Restate the listing that follows word for word, without its pictures.

>> START

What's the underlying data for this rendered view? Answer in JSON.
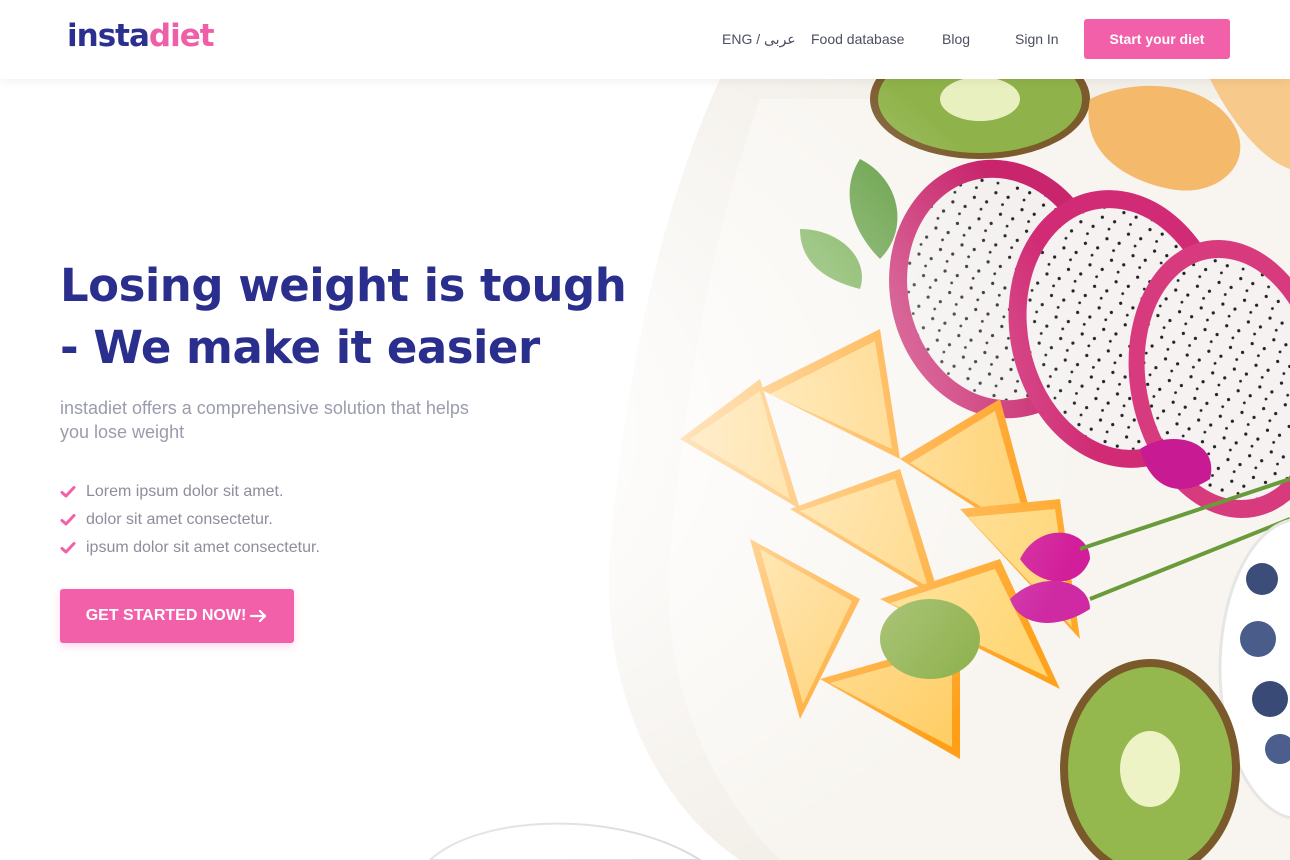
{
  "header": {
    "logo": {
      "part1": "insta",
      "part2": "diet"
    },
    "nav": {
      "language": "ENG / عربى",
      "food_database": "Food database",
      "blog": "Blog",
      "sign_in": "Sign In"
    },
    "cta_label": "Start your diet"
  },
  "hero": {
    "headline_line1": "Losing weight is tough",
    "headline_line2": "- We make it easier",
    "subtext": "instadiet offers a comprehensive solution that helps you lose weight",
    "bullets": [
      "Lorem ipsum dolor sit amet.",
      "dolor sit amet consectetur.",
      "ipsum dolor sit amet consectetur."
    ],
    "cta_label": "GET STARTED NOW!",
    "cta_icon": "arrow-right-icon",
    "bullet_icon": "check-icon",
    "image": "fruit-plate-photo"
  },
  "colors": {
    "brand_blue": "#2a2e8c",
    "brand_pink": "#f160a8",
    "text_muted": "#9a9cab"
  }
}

>> END

▶ [Reply to the task]:
What's the underlying data for this rendered view? Answer in JSON.
{
  "header": {
    "logo": {
      "part1": "insta",
      "part2": "diet"
    },
    "nav": {
      "language": "ENG / عربى",
      "food_database": "Food database",
      "blog": "Blog",
      "sign_in": "Sign In"
    },
    "cta_label": "Start your diet"
  },
  "hero": {
    "headline_line1": "Losing weight is tough",
    "headline_line2": "- We make it easier",
    "subtext": "instadiet offers a comprehensive solution that helps you lose weight",
    "bullets": [
      "Lorem ipsum dolor sit amet.",
      "dolor sit amet consectetur.",
      "ipsum dolor sit amet consectetur."
    ],
    "cta_label": "GET STARTED NOW!",
    "cta_icon": "arrow-right-icon",
    "bullet_icon": "check-icon",
    "image": "fruit-plate-photo"
  },
  "colors": {
    "brand_blue": "#2a2e8c",
    "brand_pink": "#f160a8",
    "text_muted": "#9a9cab"
  }
}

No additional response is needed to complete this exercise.